◆ Work required: Reproduce the data verbatim, beginning at its first line and stopping after the line that contains "facet-label: Site A xyxy=(529,1548,626,1586)".
▬▬▬
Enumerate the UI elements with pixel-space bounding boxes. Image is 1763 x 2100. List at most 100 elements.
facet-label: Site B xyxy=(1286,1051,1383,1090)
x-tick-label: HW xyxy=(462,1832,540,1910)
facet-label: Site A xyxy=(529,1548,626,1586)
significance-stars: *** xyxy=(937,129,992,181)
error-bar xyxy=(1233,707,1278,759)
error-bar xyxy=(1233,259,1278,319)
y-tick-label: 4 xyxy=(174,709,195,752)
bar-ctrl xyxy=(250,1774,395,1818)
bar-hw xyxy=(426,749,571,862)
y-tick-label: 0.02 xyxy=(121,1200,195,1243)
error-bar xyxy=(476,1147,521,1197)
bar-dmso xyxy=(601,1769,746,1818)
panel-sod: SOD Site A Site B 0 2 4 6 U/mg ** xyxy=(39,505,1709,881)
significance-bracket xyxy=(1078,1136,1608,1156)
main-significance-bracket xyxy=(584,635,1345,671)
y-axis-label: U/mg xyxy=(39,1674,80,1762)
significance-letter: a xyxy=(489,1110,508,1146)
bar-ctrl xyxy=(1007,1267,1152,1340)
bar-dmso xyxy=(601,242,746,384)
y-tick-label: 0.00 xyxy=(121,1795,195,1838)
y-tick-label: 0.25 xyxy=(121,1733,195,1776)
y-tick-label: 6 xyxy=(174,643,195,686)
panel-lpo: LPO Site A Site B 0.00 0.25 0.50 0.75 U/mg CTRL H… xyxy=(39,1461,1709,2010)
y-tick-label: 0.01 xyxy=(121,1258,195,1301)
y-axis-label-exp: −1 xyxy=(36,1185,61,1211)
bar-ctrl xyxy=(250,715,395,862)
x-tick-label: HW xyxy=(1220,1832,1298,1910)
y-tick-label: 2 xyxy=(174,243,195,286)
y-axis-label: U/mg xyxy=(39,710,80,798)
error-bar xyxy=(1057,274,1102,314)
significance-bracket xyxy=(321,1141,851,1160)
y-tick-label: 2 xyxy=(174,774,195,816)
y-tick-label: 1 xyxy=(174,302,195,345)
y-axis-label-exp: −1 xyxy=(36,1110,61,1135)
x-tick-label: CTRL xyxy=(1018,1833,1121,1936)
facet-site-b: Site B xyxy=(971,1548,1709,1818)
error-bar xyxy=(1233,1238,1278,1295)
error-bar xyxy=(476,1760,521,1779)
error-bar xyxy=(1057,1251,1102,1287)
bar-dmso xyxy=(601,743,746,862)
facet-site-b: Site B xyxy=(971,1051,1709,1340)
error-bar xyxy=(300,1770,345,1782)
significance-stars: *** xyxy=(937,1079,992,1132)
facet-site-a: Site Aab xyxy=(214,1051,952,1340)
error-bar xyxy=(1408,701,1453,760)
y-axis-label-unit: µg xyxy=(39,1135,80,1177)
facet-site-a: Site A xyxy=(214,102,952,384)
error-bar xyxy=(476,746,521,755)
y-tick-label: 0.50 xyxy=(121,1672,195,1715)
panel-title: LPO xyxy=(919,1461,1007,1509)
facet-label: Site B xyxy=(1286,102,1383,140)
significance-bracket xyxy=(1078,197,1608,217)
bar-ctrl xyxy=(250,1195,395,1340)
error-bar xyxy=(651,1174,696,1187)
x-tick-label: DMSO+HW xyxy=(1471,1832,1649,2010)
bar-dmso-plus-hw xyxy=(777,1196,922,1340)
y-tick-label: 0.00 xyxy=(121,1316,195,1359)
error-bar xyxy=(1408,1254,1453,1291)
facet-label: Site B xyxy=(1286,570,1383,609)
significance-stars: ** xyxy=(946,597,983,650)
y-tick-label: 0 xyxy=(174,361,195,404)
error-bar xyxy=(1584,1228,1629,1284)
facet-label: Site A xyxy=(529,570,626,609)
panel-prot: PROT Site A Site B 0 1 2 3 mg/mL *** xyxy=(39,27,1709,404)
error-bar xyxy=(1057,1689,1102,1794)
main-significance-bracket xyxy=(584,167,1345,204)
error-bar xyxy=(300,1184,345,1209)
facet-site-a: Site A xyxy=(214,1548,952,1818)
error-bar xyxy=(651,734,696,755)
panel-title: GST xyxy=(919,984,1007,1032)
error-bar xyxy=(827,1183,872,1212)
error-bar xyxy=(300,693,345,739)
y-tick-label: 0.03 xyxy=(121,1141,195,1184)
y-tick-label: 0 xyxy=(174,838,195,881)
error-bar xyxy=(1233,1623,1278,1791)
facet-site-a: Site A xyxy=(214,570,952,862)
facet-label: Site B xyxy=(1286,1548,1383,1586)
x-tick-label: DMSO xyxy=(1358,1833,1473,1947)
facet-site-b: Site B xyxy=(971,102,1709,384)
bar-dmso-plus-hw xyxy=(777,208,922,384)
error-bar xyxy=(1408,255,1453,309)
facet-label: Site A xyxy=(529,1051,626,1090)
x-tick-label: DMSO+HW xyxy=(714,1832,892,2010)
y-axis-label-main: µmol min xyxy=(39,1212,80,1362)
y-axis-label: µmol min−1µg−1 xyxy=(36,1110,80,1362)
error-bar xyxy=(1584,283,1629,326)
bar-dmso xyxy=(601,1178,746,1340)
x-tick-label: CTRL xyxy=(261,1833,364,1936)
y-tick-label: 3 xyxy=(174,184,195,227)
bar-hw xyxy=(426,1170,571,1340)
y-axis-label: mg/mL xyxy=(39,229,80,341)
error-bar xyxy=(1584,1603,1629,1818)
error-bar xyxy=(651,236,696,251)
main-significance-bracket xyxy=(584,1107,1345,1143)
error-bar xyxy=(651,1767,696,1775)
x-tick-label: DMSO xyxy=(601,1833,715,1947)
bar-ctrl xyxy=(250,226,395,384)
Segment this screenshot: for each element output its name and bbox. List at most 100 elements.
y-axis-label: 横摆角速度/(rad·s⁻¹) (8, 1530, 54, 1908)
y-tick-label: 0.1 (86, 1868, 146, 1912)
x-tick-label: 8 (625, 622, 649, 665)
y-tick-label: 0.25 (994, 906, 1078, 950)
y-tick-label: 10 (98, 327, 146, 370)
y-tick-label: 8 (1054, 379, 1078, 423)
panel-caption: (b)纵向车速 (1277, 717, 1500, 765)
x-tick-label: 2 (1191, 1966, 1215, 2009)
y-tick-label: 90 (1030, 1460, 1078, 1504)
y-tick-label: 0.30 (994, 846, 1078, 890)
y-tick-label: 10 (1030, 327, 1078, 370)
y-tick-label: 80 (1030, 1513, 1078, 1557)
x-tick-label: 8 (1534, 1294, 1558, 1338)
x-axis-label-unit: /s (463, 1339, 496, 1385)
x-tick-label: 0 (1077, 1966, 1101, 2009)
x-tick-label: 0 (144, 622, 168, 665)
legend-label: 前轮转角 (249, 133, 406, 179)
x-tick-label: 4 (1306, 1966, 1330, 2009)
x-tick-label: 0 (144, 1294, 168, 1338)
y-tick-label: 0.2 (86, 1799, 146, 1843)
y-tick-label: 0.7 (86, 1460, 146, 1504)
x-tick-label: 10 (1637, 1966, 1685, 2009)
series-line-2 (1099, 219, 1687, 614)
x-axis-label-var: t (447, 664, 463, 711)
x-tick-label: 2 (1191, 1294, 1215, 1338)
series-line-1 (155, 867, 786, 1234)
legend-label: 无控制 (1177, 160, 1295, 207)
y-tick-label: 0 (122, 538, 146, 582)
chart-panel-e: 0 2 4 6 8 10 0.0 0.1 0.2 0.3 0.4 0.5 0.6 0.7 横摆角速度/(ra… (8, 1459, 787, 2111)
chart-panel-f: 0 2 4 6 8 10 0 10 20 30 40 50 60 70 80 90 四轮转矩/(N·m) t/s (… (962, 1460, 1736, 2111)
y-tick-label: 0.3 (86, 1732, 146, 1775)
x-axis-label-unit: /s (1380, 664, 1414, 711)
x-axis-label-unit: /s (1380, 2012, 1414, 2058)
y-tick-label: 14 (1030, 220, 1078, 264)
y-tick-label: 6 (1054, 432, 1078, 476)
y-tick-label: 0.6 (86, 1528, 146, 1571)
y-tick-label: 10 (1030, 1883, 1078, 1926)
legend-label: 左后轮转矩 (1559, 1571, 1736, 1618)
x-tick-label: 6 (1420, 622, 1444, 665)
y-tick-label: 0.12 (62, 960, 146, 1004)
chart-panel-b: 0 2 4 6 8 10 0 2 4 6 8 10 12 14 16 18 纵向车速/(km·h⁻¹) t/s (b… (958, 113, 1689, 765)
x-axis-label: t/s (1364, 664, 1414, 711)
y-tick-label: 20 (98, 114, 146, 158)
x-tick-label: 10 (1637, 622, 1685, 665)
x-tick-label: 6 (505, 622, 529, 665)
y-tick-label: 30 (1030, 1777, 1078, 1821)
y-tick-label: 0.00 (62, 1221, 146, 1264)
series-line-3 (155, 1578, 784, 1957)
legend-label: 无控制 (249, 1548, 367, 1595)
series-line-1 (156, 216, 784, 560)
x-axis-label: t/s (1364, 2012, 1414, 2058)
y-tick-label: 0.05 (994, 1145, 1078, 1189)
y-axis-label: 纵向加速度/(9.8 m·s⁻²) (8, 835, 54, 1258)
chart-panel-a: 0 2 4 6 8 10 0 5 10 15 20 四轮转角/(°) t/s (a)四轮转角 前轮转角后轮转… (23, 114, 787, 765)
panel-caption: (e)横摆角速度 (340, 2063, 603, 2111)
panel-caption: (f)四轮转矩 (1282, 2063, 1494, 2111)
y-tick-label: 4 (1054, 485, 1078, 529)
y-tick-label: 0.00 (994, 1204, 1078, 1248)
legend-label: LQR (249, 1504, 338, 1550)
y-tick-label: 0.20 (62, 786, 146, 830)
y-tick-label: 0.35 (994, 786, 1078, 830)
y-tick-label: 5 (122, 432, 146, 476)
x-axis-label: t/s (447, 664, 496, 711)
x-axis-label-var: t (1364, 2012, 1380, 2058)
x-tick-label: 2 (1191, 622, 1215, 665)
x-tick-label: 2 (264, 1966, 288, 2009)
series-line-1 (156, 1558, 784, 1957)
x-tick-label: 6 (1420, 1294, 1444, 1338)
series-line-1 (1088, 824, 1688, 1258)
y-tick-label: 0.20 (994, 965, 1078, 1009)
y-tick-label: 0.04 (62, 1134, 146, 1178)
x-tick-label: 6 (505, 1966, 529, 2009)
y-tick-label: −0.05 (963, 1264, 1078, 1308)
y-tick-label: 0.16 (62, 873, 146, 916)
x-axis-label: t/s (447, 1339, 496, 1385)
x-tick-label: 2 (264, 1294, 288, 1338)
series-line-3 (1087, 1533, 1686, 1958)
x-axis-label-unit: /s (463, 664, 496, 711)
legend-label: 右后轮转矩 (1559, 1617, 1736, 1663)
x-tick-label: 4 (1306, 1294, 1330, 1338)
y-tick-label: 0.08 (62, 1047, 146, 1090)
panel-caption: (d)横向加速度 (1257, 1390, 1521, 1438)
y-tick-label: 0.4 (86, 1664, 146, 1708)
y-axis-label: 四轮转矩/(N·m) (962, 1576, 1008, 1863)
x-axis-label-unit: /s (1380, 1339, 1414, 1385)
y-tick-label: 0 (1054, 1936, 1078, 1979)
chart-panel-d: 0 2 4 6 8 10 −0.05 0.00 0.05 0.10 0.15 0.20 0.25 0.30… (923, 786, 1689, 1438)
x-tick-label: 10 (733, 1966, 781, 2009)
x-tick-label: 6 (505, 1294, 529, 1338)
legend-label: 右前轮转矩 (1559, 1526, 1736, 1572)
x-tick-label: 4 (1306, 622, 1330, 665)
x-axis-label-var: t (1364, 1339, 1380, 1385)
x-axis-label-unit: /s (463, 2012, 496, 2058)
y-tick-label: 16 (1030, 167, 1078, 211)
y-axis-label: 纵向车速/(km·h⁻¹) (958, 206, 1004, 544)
▬▬▬
◆ Full response:
Enumerate the UI elements with pixel-space bounding boxes. Image is 1763 x 2100. List at most 100 elements.
facet-label: Site B xyxy=(1286,1051,1383,1090)
x-tick-label: HW xyxy=(462,1832,540,1910)
facet-label: Site A xyxy=(529,1548,626,1586)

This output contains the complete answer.